**Task to complete**
Reproduce the listing below word for word, with no pictures.

(Excerpt from a dataset)
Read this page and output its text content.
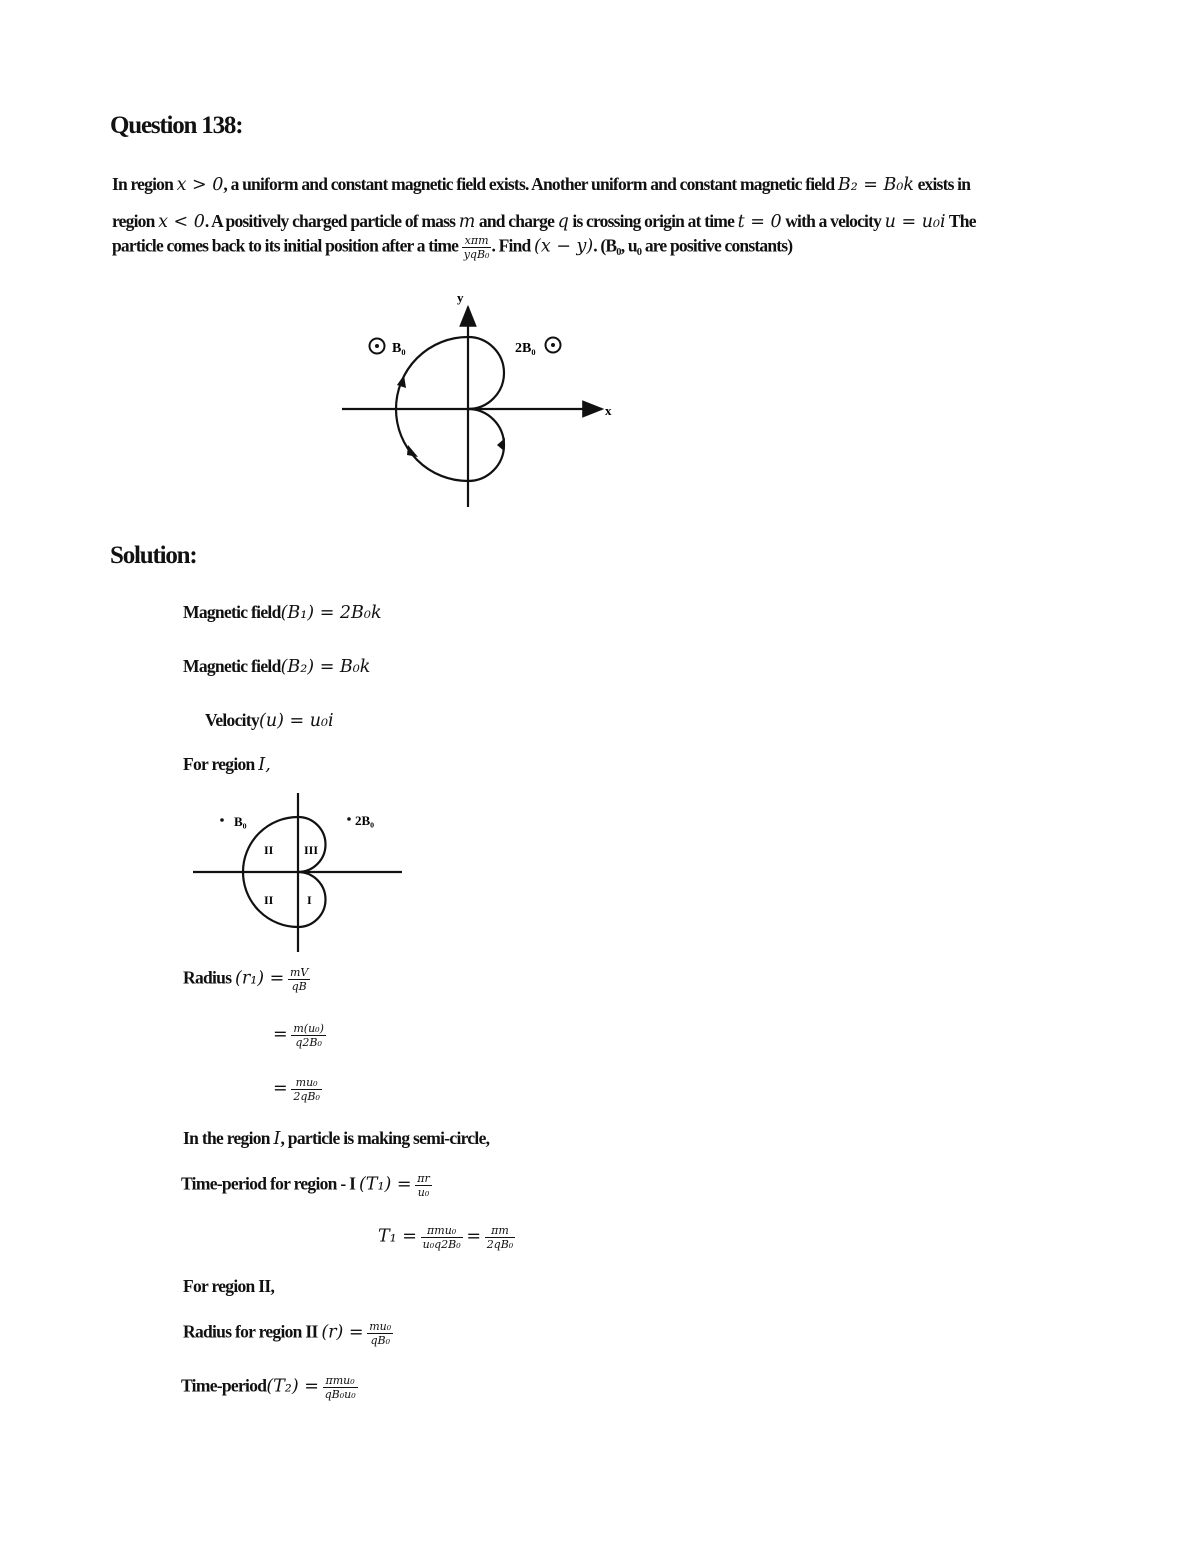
Question 138:
In region x > 0, a uniform and constant magnetic field exists. Another uniform and constant magnetic field B₂ = B₀k exists in
region x < 0. A positively charged particle of mass m and charge q is crossing origin at time t = 0 with a velocity u = u₀i The
particle comes back to its initial position after a time $\frac{\text{xπm}}{\text{yqB₀}}$ . Find (x − y). (B₀, u₀ are positive constants)
y
x
B₀	2B₀
Solution:
Magnetic field(B₁) = 2B₀k
Magnetic field(B₂) = B₀k
Velocity(u) = u₀i
For region I,
B₀	2B₀
II	III
II	I
Radius $(r_1) = \frac{mV}{qB}$
= $\frac{\text{m(u₀)}}{\text{q2B₀}}$
= $\frac{\text{mu₀}}{\text{2qB₀}}$
In the region I, particle is making semi-circle,
Time-period for region - I $(T_1) = \frac{\pi r}{\text{u₀}}$
$T_1 = \frac{\text{πmu₀}}{\text{u₀q2B₀}} = \frac{\pi m}{\text{2qB₀}}$
For region II,
Radius for region II $(r) = \frac{\text{mu₀}}{\text{qB₀}}$
Time-period(T₂) = $\frac{\text{πmu₀}}{\text{qB₀u₀}}$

**Response to this exercise**
Read this page and output its text content.
Question 138:
In region x > 0, a uniform and constant magnetic field exists. Another uniform and constant magnetic field B₂ = B₀k exists in
region x < 0. A positively charged particle of mass m and charge q is crossing origin at time t = 0 with a velocity u = u₀i The
particle comes back to its initial position after a time $\frac{\text{xπm}}{\text{yqB₀}}$ . Find (x − y). (B₀, u₀ are positive constants)
y
x
B₀	2B₀
Solution:
Magnetic field(B₁) = 2B₀k
Magnetic field(B₂) = B₀k
Velocity(u) = u₀i
For region I,
B₀	2B₀
II	III
II	I
Radius $(r_1) = \frac{mV}{qB}$
= $\frac{\text{m(u₀)}}{\text{q2B₀}}$
= $\frac{\text{mu₀}}{\text{2qB₀}}$
In the region I, particle is making semi-circle,
Time-period for region - I $(T_1) = \frac{\pi r}{\text{u₀}}$
$T_1 = \frac{\text{πmu₀}}{\text{u₀q2B₀}} = \frac{\pi m}{\text{2qB₀}}$
For region II,
Radius for region II $(r) = \frac{\text{mu₀}}{\text{qB₀}}$
Time-period(T₂) = $\frac{\text{πmu₀}}{\text{qB₀u₀}}$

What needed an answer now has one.